◆ What you will do
Please retype all the records below exactly as they read.
━━━━━ Supplied data
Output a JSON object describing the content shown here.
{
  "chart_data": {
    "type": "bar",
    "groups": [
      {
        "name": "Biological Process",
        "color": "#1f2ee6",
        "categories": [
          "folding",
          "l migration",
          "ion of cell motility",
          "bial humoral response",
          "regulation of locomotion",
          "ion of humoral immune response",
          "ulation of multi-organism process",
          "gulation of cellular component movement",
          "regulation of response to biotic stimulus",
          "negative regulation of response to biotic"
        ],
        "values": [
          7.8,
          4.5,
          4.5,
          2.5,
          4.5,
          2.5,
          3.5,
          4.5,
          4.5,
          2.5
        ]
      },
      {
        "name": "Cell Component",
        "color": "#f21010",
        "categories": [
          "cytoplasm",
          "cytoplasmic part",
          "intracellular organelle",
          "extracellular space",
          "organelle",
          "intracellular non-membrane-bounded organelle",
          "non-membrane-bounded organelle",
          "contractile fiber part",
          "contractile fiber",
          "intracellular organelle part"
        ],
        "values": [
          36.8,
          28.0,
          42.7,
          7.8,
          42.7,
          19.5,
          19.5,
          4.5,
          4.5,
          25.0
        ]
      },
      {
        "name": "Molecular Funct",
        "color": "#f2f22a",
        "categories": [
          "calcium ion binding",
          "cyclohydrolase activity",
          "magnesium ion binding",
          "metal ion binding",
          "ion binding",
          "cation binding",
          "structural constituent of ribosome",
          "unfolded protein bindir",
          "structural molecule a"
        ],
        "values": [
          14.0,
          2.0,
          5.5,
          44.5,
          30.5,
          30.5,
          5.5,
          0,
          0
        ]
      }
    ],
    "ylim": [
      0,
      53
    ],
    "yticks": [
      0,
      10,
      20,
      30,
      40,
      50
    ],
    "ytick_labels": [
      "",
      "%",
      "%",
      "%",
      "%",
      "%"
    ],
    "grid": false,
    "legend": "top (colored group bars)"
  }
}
━━━━━━━━━━
◆ Reply
Output a JSON object describing the content shown here.
{
  "chart_data": {
    "type": "bar",
    "groups": [
      {
        "name": "Biological Process",
        "color": "#1f2ee6",
        "categories": [
          "folding",
          "l migration",
          "ion of cell motility",
          "bial humoral response",
          "regulation of locomotion",
          "ion of humoral immune response",
          "ulation of multi-organism process",
          "gulation of cellular component movement",
          "regulation of response to biotic stimulus",
          "negative regulation of response to biotic"
        ],
        "values": [
          7.8,
          4.5,
          4.5,
          2.5,
          4.5,
          2.5,
          3.5,
          4.5,
          4.5,
          2.5
        ]
      },
      {
        "name": "Cell Component",
        "color": "#f21010",
        "categories": [
          "cytoplasm",
          "cytoplasmic part",
          "intracellular organelle",
          "extracellular space",
          "organelle",
          "intracellular non-membrane-bounded organelle",
          "non-membrane-bounded organelle",
          "contractile fiber part",
          "contractile fiber",
          "intracellular organelle part"
        ],
        "values": [
          36.8,
          28.0,
          42.7,
          7.8,
          42.7,
          19.5,
          19.5,
          4.5,
          4.5,
          25.0
        ]
      },
      {
        "name": "Molecular Funct",
        "color": "#f2f22a",
        "categories": [
          "calcium ion binding",
          "cyclohydrolase activity",
          "magnesium ion binding",
          "metal ion binding",
          "ion binding",
          "cation binding",
          "structural constituent of ribosome",
          "unfolded protein bindir",
          "structural molecule a"
        ],
        "values": [
          14.0,
          2.0,
          5.5,
          44.5,
          30.5,
          30.5,
          5.5,
          0,
          0
        ]
      }
    ],
    "ylim": [
      0,
      53
    ],
    "yticks": [
      0,
      10,
      20,
      30,
      40,
      50
    ],
    "ytick_labels": [
      "",
      "%",
      "%",
      "%",
      "%",
      "%"
    ],
    "grid": false,
    "legend": "top (colored group bars)"
  }
}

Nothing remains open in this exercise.